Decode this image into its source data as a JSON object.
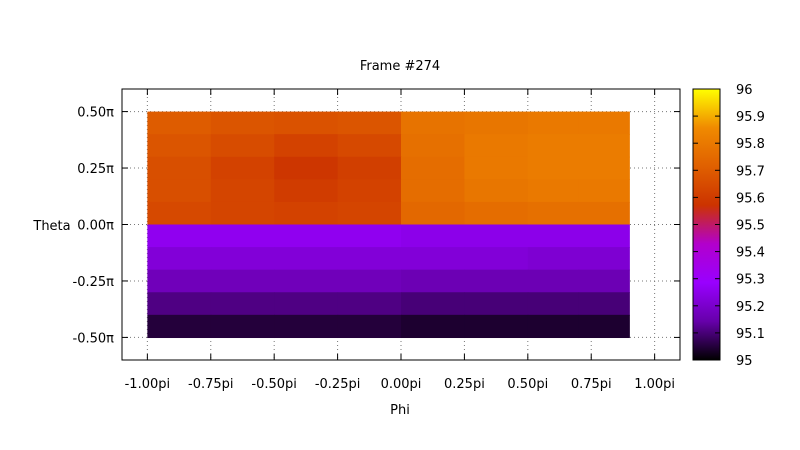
{
  "chart_data": {
    "type": "heatmap",
    "title": "Frame #274",
    "xlabel": "Phi",
    "ylabel": "Theta",
    "xlim": [
      -1.1,
      1.1
    ],
    "ylim": [
      -0.6,
      0.6
    ],
    "x_ticks": [
      {
        "value": -1.0,
        "label": "-1.00pi"
      },
      {
        "value": -0.75,
        "label": "-0.75pi"
      },
      {
        "value": -0.5,
        "label": "-0.50pi"
      },
      {
        "value": -0.25,
        "label": "-0.25pi"
      },
      {
        "value": 0.0,
        "label": "0.00pi"
      },
      {
        "value": 0.25,
        "label": "0.25pi"
      },
      {
        "value": 0.5,
        "label": "0.50pi"
      },
      {
        "value": 0.75,
        "label": "0.75pi"
      },
      {
        "value": 1.0,
        "label": "1.00pi"
      }
    ],
    "y_ticks": [
      {
        "value": 0.5,
        "label": "0.50π"
      },
      {
        "value": 0.25,
        "label": "0.25π"
      },
      {
        "value": 0.0,
        "label": "0.00π"
      },
      {
        "value": -0.25,
        "label": "-0.25π"
      },
      {
        "value": -0.5,
        "label": "-0.50π"
      }
    ],
    "grid": true,
    "colorbar": {
      "min": 95,
      "max": 96,
      "ticks": [
        95,
        95.1,
        95.2,
        95.3,
        95.4,
        95.5,
        95.6,
        95.7,
        95.8,
        95.9,
        96
      ],
      "tick_labels": [
        "95",
        "95.1",
        "95.2",
        "95.3",
        "95.4",
        "95.5",
        "95.6",
        "95.7",
        "95.8",
        "95.9",
        "96"
      ],
      "palette": [
        "#000000",
        "#6600aa",
        "#9900ff",
        "#b200cc",
        "#cc3300",
        "#e06000",
        "#f08a00",
        "#ffff00"
      ]
    },
    "grid_x": [
      -0.875,
      -0.625,
      -0.375,
      -0.125,
      0.125,
      0.375,
      0.625,
      0.8
    ],
    "grid_y": [
      0.45,
      0.35,
      0.25,
      0.15,
      0.05,
      -0.05,
      -0.15,
      -0.25,
      -0.35,
      -0.45
    ],
    "z": [
      [
        95.7,
        95.68,
        95.67,
        95.68,
        95.78,
        95.79,
        95.8,
        95.8
      ],
      [
        95.68,
        95.65,
        95.62,
        95.64,
        95.77,
        95.8,
        95.81,
        95.81
      ],
      [
        95.66,
        95.62,
        95.58,
        95.61,
        95.76,
        95.8,
        95.81,
        95.81
      ],
      [
        95.66,
        95.63,
        95.6,
        95.62,
        95.76,
        95.79,
        95.8,
        95.8
      ],
      [
        95.64,
        95.63,
        95.62,
        95.63,
        95.74,
        95.76,
        95.77,
        95.77
      ],
      [
        95.26,
        95.26,
        95.26,
        95.26,
        95.25,
        95.25,
        95.25,
        95.25
      ],
      [
        95.22,
        95.22,
        95.22,
        95.22,
        95.22,
        95.22,
        95.21,
        95.21
      ],
      [
        95.17,
        95.17,
        95.17,
        95.17,
        95.16,
        95.16,
        95.16,
        95.16
      ],
      [
        95.11,
        95.11,
        95.11,
        95.11,
        95.1,
        95.1,
        95.1,
        95.1
      ],
      [
        95.05,
        95.05,
        95.05,
        95.05,
        95.04,
        95.04,
        95.04,
        95.04
      ]
    ]
  }
}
---+---
■ Short task:
Word for word, quote the full listing, omitting every picture.

■ Expected output:
Decode this image into its source data as a JSON object.
{
  "chart_data": {
    "type": "heatmap",
    "title": "Frame #274",
    "xlabel": "Phi",
    "ylabel": "Theta",
    "xlim": [
      -1.1,
      1.1
    ],
    "ylim": [
      -0.6,
      0.6
    ],
    "x_ticks": [
      {
        "value": -1.0,
        "label": "-1.00pi"
      },
      {
        "value": -0.75,
        "label": "-0.75pi"
      },
      {
        "value": -0.5,
        "label": "-0.50pi"
      },
      {
        "value": -0.25,
        "label": "-0.25pi"
      },
      {
        "value": 0.0,
        "label": "0.00pi"
      },
      {
        "value": 0.25,
        "label": "0.25pi"
      },
      {
        "value": 0.5,
        "label": "0.50pi"
      },
      {
        "value": 0.75,
        "label": "0.75pi"
      },
      {
        "value": 1.0,
        "label": "1.00pi"
      }
    ],
    "y_ticks": [
      {
        "value": 0.5,
        "label": "0.50π"
      },
      {
        "value": 0.25,
        "label": "0.25π"
      },
      {
        "value": 0.0,
        "label": "0.00π"
      },
      {
        "value": -0.25,
        "label": "-0.25π"
      },
      {
        "value": -0.5,
        "label": "-0.50π"
      }
    ],
    "grid": true,
    "colorbar": {
      "min": 95,
      "max": 96,
      "ticks": [
        95,
        95.1,
        95.2,
        95.3,
        95.4,
        95.5,
        95.6,
        95.7,
        95.8,
        95.9,
        96
      ],
      "tick_labels": [
        "95",
        "95.1",
        "95.2",
        "95.3",
        "95.4",
        "95.5",
        "95.6",
        "95.7",
        "95.8",
        "95.9",
        "96"
      ],
      "palette": [
        "#000000",
        "#6600aa",
        "#9900ff",
        "#b200cc",
        "#cc3300",
        "#e06000",
        "#f08a00",
        "#ffff00"
      ]
    },
    "grid_x": [
      -0.875,
      -0.625,
      -0.375,
      -0.125,
      0.125,
      0.375,
      0.625,
      0.8
    ],
    "grid_y": [
      0.45,
      0.35,
      0.25,
      0.15,
      0.05,
      -0.05,
      -0.15,
      -0.25,
      -0.35,
      -0.45
    ],
    "z": [
      [
        95.7,
        95.68,
        95.67,
        95.68,
        95.78,
        95.79,
        95.8,
        95.8
      ],
      [
        95.68,
        95.65,
        95.62,
        95.64,
        95.77,
        95.8,
        95.81,
        95.81
      ],
      [
        95.66,
        95.62,
        95.58,
        95.61,
        95.76,
        95.8,
        95.81,
        95.81
      ],
      [
        95.66,
        95.63,
        95.6,
        95.62,
        95.76,
        95.79,
        95.8,
        95.8
      ],
      [
        95.64,
        95.63,
        95.62,
        95.63,
        95.74,
        95.76,
        95.77,
        95.77
      ],
      [
        95.26,
        95.26,
        95.26,
        95.26,
        95.25,
        95.25,
        95.25,
        95.25
      ],
      [
        95.22,
        95.22,
        95.22,
        95.22,
        95.22,
        95.22,
        95.21,
        95.21
      ],
      [
        95.17,
        95.17,
        95.17,
        95.17,
        95.16,
        95.16,
        95.16,
        95.16
      ],
      [
        95.11,
        95.11,
        95.11,
        95.11,
        95.1,
        95.1,
        95.1,
        95.1
      ],
      [
        95.05,
        95.05,
        95.05,
        95.05,
        95.04,
        95.04,
        95.04,
        95.04
      ]
    ]
  }
}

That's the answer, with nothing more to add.